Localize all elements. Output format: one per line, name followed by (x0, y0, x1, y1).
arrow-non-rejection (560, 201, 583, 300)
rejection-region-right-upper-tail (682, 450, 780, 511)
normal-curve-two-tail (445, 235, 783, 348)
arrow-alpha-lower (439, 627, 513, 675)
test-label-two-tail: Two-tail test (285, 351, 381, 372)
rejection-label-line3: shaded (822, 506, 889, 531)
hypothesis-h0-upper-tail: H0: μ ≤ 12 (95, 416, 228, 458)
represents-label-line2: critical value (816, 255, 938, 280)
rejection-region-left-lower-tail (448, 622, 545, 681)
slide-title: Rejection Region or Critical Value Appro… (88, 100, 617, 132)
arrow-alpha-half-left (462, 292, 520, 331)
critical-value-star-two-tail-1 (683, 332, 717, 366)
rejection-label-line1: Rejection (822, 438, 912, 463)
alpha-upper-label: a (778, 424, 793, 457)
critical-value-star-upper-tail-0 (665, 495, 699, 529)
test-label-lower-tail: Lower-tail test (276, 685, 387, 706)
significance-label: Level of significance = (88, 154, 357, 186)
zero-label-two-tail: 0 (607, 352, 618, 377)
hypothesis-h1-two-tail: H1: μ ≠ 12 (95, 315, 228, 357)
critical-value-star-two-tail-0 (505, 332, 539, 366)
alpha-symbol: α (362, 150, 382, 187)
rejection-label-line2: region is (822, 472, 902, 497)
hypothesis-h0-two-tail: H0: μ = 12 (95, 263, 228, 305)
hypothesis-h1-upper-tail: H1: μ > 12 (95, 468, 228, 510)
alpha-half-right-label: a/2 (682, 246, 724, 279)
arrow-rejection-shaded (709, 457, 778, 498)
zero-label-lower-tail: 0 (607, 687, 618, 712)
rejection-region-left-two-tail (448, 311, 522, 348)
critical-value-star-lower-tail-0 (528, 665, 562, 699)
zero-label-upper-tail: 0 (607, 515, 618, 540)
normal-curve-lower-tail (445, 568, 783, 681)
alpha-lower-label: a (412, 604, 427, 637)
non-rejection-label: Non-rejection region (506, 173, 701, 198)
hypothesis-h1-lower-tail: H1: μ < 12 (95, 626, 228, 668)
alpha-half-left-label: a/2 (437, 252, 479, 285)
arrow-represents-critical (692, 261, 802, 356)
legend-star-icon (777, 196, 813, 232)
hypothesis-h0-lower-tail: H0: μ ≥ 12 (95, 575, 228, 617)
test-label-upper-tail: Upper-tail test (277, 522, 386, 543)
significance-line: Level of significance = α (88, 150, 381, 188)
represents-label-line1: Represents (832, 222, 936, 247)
--
■ Required work ■
Rewrite every one of the lines above with "Significance level" substituted for each occurrence of "Level of significance", leaving everything else unchanged.

■ The completed task ■
Localize all elements. Output format: one per line, name followed by (x0, y0, x1, y1).
arrow-non-rejection (560, 201, 583, 300)
rejection-region-right-upper-tail (682, 450, 780, 511)
normal-curve-two-tail (445, 235, 783, 348)
arrow-alpha-lower (439, 627, 513, 675)
test-label-two-tail: Two-tail test (285, 351, 381, 372)
rejection-label-line3: shaded (822, 506, 889, 531)
hypothesis-h0-upper-tail: H0: μ ≤ 12 (95, 416, 228, 458)
represents-label-line2: critical value (816, 255, 938, 280)
rejection-region-left-lower-tail (448, 622, 545, 681)
slide-title: Rejection Region or Critical Value Appro… (88, 100, 617, 132)
arrow-alpha-half-left (462, 292, 520, 331)
critical-value-star-two-tail-1 (683, 332, 717, 366)
rejection-label-line1: Rejection (822, 438, 912, 463)
alpha-upper-label: a (778, 424, 793, 457)
critical-value-star-upper-tail-0 (665, 495, 699, 529)
test-label-lower-tail: Lower-tail test (276, 685, 387, 706)
significance-label: Significance level = (88, 154, 357, 186)
zero-label-two-tail: 0 (607, 352, 618, 377)
hypothesis-h1-two-tail: H1: μ ≠ 12 (95, 315, 228, 357)
critical-value-star-two-tail-0 (505, 332, 539, 366)
alpha-symbol: α (362, 150, 382, 187)
rejection-label-line2: region is (822, 472, 902, 497)
hypothesis-h0-two-tail: H0: μ = 12 (95, 263, 228, 305)
hypothesis-h1-upper-tail: H1: μ > 12 (95, 468, 228, 510)
alpha-half-right-label: a/2 (682, 246, 724, 279)
arrow-rejection-shaded (709, 457, 778, 498)
zero-label-lower-tail: 0 (607, 687, 618, 712)
rejection-region-left-two-tail (448, 311, 522, 348)
critical-value-star-lower-tail-0 (528, 665, 562, 699)
zero-label-upper-tail: 0 (607, 515, 618, 540)
normal-curve-lower-tail (445, 568, 783, 681)
alpha-lower-label: a (412, 604, 427, 637)
non-rejection-label: Non-rejection region (506, 173, 701, 198)
hypothesis-h1-lower-tail: H1: μ < 12 (95, 626, 228, 668)
alpha-half-left-label: a/2 (437, 252, 479, 285)
arrow-represents-critical (692, 261, 802, 356)
legend-star-icon (777, 196, 813, 232)
hypothesis-h0-lower-tail: H0: μ ≥ 12 (95, 575, 228, 617)
test-label-upper-tail: Upper-tail test (277, 522, 386, 543)
significance-line: Significance level = α (88, 150, 381, 188)
represents-label-line1: Represents (832, 222, 936, 247)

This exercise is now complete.